[Lines of data]

## Begin

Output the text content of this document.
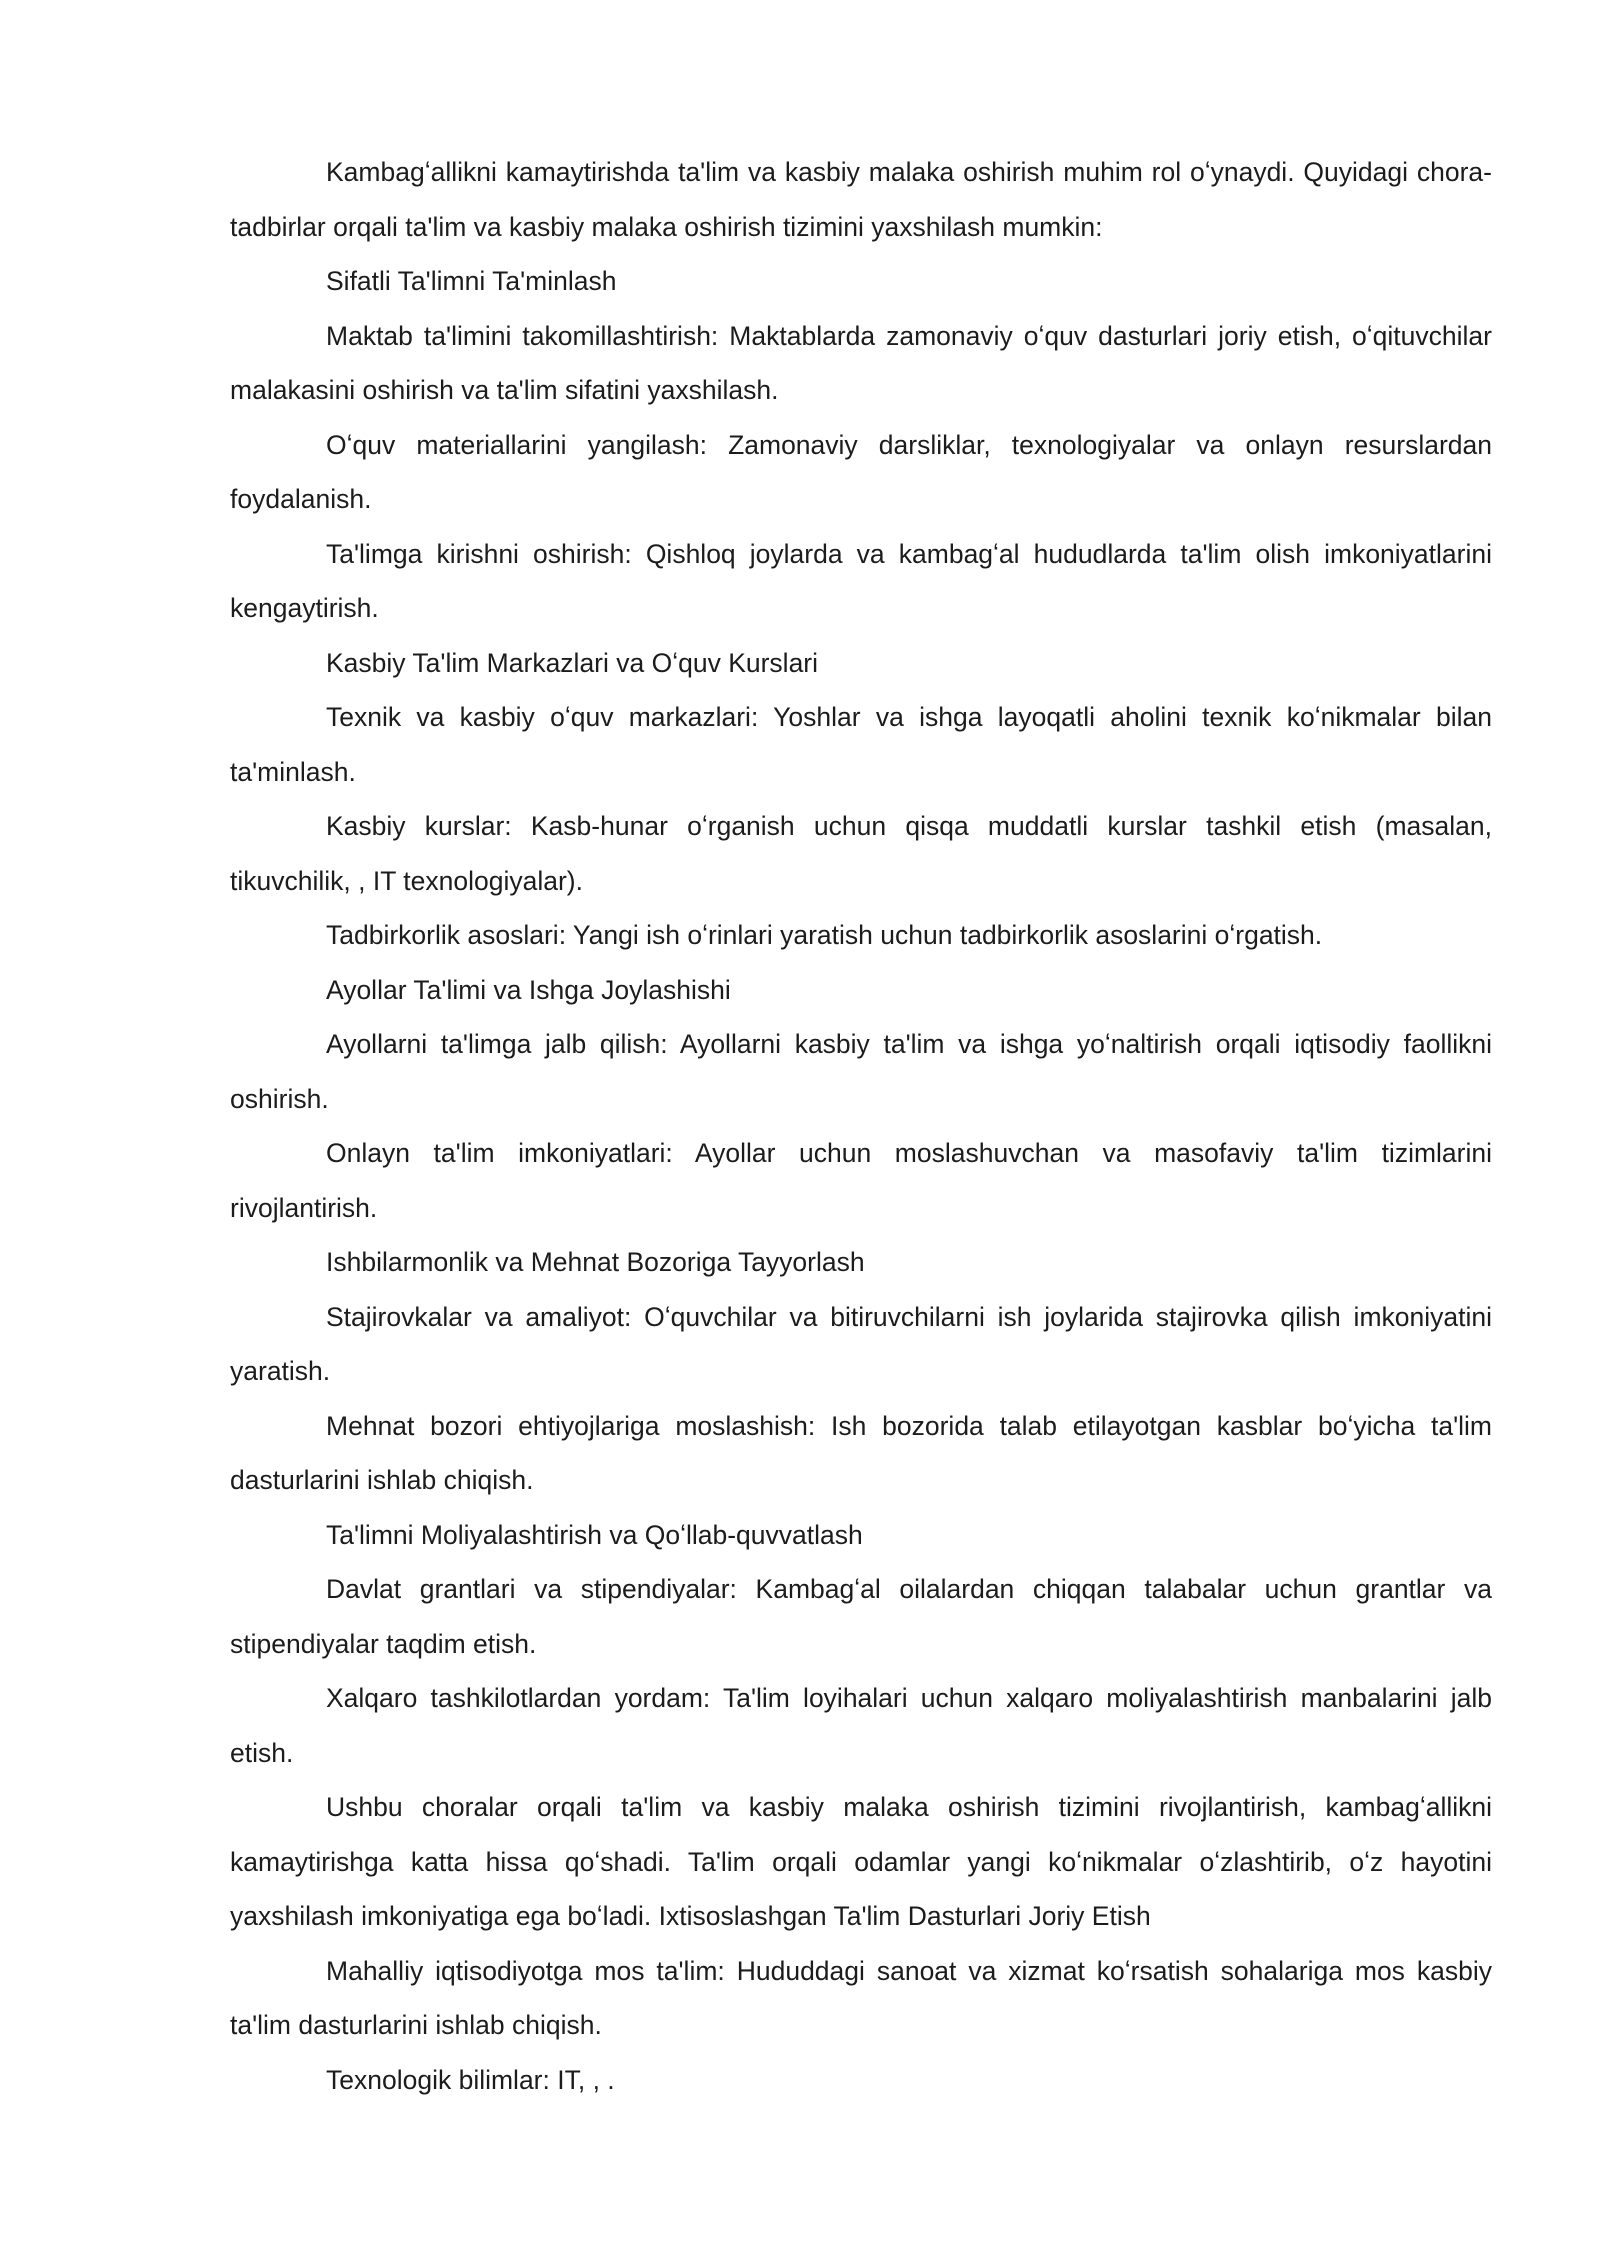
Kambagʻallikni kamaytirishda ta'lim va kasbiy malaka oshirish muhim rol oʻynaydi. Quyidagi chora-tadbirlar orqali ta'lim va kasbiy malaka oshirish tizimini yaxshilash mumkin:

Sifatli Ta'limni Ta'minlash

Maktab ta'limini takomillashtirish: Maktablarda zamonaviy oʻquv dasturlari joriy etish, oʻqituvchilar malakasini oshirish va ta'lim sifatini yaxshilash.

Oʻquv materiallarini yangilash: Zamonaviy darsliklar, texnologiyalar va onlayn resurslardan foydalanish.

Ta'limga kirishni oshirish: Qishloq joylarda va kambagʻal hududlarda ta'lim olish imkoniyatlarini kengaytirish.

Kasbiy Ta'lim Markazlari va Oʻquv Kurslari

Texnik va kasbiy oʻquv markazlari: Yoshlar va ishga layoqatli aholini texnik koʻnikmalar bilan ta'minlash.

Kasbiy kurslar: Kasb-hunar oʻrganish uchun qisqa muddatli kurslar tashkil etish (masalan, tikuvchilik, , IT texnologiyalar).

Tadbirkorlik asoslari: Yangi ish oʻrinlari yaratish uchun tadbirkorlik asoslarini oʻrgatish.

Ayollar Ta'limi va Ishga Joylashishi

Ayollarni ta'limga jalb qilish: Ayollarni kasbiy ta'lim va ishga yoʻnaltirish orqali iqtisodiy faollikni oshirish.

Onlayn ta'lim imkoniyatlari: Ayollar uchun moslashuvchan va masofaviy ta'lim tizimlarini rivojlantirish.

Ishbilarmonlik va Mehnat Bozoriga Tayyorlash

Stajirovkalar va amaliyot: Oʻquvchilar va bitiruvchilarni ish joylarida stajirovka qilish imkoniyatini yaratish.

Mehnat bozori ehtiyojlariga moslashish: Ish bozorida talab etilayotgan kasblar boʻyicha ta'lim dasturlarini ishlab chiqish.

Ta'limni Moliyalashtirish va Qoʻllab-quvvatlash

Davlat grantlari va stipendiyalar: Kambagʻal oilalardan chiqqan talabalar uchun grantlar va stipendiyalar taqdim etish.

Xalqaro tashkilotlardan yordam: Ta'lim loyihalari uchun xalqaro moliyalashtirish manbalarini jalb etish.

Ushbu choralar orqali ta'lim va kasbiy malaka oshirish tizimini rivojlantirish, kambagʻallikni kamaytirishga katta hissa qoʻshadi. Ta'lim orqali odamlar yangi koʻnikmalar oʻzlashtirib, oʻz hayotini yaxshilash imkoniyatiga ega boʻladi. Ixtisoslashgan Ta'lim Dasturlari Joriy Etish

Mahalliy iqtisodiyotga mos ta'lim: Hududdagi sanoat va xizmat koʻrsatish sohalariga mos kasbiy ta'lim dasturlarini ishlab chiqish.

Texnologik bilimlar: IT, , .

## End

## EXERCISE GOAL
Respond with the number of lines containing "texnologiyalar" and no additional words.

## RESULT
2